# Exercise data
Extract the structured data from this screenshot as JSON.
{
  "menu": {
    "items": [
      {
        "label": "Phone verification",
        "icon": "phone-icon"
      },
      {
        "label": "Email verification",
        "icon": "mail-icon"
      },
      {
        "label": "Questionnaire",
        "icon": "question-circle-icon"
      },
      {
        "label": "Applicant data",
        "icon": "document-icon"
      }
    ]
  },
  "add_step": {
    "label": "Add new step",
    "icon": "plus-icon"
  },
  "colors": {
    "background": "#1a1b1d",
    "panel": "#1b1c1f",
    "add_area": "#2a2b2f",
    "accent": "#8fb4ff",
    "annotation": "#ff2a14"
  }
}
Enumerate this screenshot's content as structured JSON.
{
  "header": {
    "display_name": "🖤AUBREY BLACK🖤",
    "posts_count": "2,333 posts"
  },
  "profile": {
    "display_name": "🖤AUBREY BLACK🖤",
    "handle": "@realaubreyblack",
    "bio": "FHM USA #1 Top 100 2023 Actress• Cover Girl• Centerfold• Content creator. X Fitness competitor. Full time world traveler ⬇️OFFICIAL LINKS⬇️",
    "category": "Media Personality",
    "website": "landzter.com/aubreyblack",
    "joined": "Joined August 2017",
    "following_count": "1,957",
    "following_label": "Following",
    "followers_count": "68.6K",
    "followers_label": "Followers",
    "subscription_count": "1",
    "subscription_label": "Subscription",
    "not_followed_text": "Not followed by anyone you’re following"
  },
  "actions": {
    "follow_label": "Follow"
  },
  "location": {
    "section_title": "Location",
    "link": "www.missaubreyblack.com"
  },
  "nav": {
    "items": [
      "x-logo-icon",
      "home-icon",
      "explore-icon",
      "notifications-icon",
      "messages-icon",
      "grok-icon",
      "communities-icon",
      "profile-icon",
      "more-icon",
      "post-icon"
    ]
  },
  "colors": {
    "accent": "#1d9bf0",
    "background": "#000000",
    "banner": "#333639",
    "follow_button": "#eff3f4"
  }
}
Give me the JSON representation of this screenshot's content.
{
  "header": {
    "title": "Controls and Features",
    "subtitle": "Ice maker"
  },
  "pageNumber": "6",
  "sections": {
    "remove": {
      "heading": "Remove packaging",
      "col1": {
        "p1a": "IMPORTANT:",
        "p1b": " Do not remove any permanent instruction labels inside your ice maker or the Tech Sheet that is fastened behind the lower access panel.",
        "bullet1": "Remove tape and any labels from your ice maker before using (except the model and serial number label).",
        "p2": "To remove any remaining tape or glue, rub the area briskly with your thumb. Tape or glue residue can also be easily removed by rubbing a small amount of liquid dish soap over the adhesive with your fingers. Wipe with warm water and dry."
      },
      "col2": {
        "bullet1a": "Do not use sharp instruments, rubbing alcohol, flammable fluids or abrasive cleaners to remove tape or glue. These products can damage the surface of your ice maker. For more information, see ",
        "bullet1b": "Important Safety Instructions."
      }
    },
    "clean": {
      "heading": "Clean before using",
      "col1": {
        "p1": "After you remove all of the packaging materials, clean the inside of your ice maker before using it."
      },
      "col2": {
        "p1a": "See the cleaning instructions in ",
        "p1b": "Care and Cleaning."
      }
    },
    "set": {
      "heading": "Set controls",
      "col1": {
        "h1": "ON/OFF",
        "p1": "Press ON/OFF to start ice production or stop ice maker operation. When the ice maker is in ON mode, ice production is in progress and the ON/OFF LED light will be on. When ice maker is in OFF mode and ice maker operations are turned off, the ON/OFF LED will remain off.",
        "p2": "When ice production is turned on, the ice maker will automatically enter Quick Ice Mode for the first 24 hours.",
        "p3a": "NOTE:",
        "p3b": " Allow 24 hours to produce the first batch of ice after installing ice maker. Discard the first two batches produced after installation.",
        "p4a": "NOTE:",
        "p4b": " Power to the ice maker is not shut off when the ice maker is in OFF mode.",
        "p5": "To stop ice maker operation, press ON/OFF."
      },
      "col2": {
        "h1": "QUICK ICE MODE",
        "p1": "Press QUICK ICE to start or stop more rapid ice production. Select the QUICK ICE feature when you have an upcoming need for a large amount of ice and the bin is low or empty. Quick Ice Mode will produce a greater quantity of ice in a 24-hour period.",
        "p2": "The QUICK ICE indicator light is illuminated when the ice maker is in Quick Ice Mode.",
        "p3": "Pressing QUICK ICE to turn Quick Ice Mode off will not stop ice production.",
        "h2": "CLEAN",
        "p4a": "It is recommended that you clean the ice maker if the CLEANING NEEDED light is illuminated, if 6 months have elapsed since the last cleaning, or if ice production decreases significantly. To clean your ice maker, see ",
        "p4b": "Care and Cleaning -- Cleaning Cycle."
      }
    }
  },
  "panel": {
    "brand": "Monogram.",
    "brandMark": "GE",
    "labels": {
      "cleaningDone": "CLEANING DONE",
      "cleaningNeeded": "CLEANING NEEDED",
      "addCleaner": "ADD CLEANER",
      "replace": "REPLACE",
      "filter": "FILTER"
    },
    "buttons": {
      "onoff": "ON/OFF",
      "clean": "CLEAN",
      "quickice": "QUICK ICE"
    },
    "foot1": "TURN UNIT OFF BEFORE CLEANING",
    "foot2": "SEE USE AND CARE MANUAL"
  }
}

# Task to complete
Every record shown above must be echoed exactly.

# Final result
Extract the structured data from this screenshot as JSON.
{
  "menu": {
    "items": [
      {
        "label": "Phone verification",
        "icon": "phone-icon"
      },
      {
        "label": "Email verification",
        "icon": "mail-icon"
      },
      {
        "label": "Questionnaire",
        "icon": "question-circle-icon"
      },
      {
        "label": "Applicant data",
        "icon": "document-icon"
      }
    ]
  },
  "add_step": {
    "label": "Add new step",
    "icon": "plus-icon"
  },
  "colors": {
    "background": "#1a1b1d",
    "panel": "#1b1c1f",
    "add_area": "#2a2b2f",
    "accent": "#8fb4ff",
    "annotation": "#ff2a14"
  }
}
Enumerate this screenshot's content as structured JSON.
{
  "header": {
    "display_name": "🖤AUBREY BLACK🖤",
    "posts_count": "2,333 posts"
  },
  "profile": {
    "display_name": "🖤AUBREY BLACK🖤",
    "handle": "@realaubreyblack",
    "bio": "FHM USA #1 Top 100 2023 Actress• Cover Girl• Centerfold• Content creator. X Fitness competitor. Full time world traveler ⬇️OFFICIAL LINKS⬇️",
    "category": "Media Personality",
    "website": "landzter.com/aubreyblack",
    "joined": "Joined August 2017",
    "following_count": "1,957",
    "following_label": "Following",
    "followers_count": "68.6K",
    "followers_label": "Followers",
    "subscription_count": "1",
    "subscription_label": "Subscription",
    "not_followed_text": "Not followed by anyone you’re following"
  },
  "actions": {
    "follow_label": "Follow"
  },
  "location": {
    "section_title": "Location",
    "link": "www.missaubreyblack.com"
  },
  "nav": {
    "items": [
      "x-logo-icon",
      "home-icon",
      "explore-icon",
      "notifications-icon",
      "messages-icon",
      "grok-icon",
      "communities-icon",
      "profile-icon",
      "more-icon",
      "post-icon"
    ]
  },
  "colors": {
    "accent": "#1d9bf0",
    "background": "#000000",
    "banner": "#333639",
    "follow_button": "#eff3f4"
  }
}
Give me the JSON representation of this screenshot's content.
{
  "header": {
    "title": "Controls and Features",
    "subtitle": "Ice maker"
  },
  "pageNumber": "6",
  "sections": {
    "remove": {
      "heading": "Remove packaging",
      "col1": {
        "p1a": "IMPORTANT:",
        "p1b": " Do not remove any permanent instruction labels inside your ice maker or the Tech Sheet that is fastened behind the lower access panel.",
        "bullet1": "Remove tape and any labels from your ice maker before using (except the model and serial number label).",
        "p2": "To remove any remaining tape or glue, rub the area briskly with your thumb. Tape or glue residue can also be easily removed by rubbing a small amount of liquid dish soap over the adhesive with your fingers. Wipe with warm water and dry."
      },
      "col2": {
        "bullet1a": "Do not use sharp instruments, rubbing alcohol, flammable fluids or abrasive cleaners to remove tape or glue. These products can damage the surface of your ice maker. For more information, see ",
        "bullet1b": "Important Safety Instructions."
      }
    },
    "clean": {
      "heading": "Clean before using",
      "col1": {
        "p1": "After you remove all of the packaging materials, clean the inside of your ice maker before using it."
      },
      "col2": {
        "p1a": "See the cleaning instructions in ",
        "p1b": "Care and Cleaning."
      }
    },
    "set": {
      "heading": "Set controls",
      "col1": {
        "h1": "ON/OFF",
        "p1": "Press ON/OFF to start ice production or stop ice maker operation. When the ice maker is in ON mode, ice production is in progress and the ON/OFF LED light will be on. When ice maker is in OFF mode and ice maker operations are turned off, the ON/OFF LED will remain off.",
        "p2": "When ice production is turned on, the ice maker will automatically enter Quick Ice Mode for the first 24 hours.",
        "p3a": "NOTE:",
        "p3b": " Allow 24 hours to produce the first batch of ice after installing ice maker. Discard the first two batches produced after installation.",
        "p4a": "NOTE:",
        "p4b": " Power to the ice maker is not shut off when the ice maker is in OFF mode.",
        "p5": "To stop ice maker operation, press ON/OFF."
      },
      "col2": {
        "h1": "QUICK ICE MODE",
        "p1": "Press QUICK ICE to start or stop more rapid ice production. Select the QUICK ICE feature when you have an upcoming need for a large amount of ice and the bin is low or empty. Quick Ice Mode will produce a greater quantity of ice in a 24-hour period.",
        "p2": "The QUICK ICE indicator light is illuminated when the ice maker is in Quick Ice Mode.",
        "p3": "Pressing QUICK ICE to turn Quick Ice Mode off will not stop ice production.",
        "h2": "CLEAN",
        "p4a": "It is recommended that you clean the ice maker if the CLEANING NEEDED light is illuminated, if 6 months have elapsed since the last cleaning, or if ice production decreases significantly. To clean your ice maker, see ",
        "p4b": "Care and Cleaning -- Cleaning Cycle."
      }
    }
  },
  "panel": {
    "brand": "Monogram.",
    "brandMark": "GE",
    "labels": {
      "cleaningDone": "CLEANING DONE",
      "cleaningNeeded": "CLEANING NEEDED",
      "addCleaner": "ADD CLEANER",
      "replace": "REPLACE",
      "filter": "FILTER"
    },
    "buttons": {
      "onoff": "ON/OFF",
      "clean": "CLEAN",
      "quickice": "QUICK ICE"
    },
    "foot1": "TURN UNIT OFF BEFORE CLEANING",
    "foot2": "SEE USE AND CARE MANUAL"
  }
}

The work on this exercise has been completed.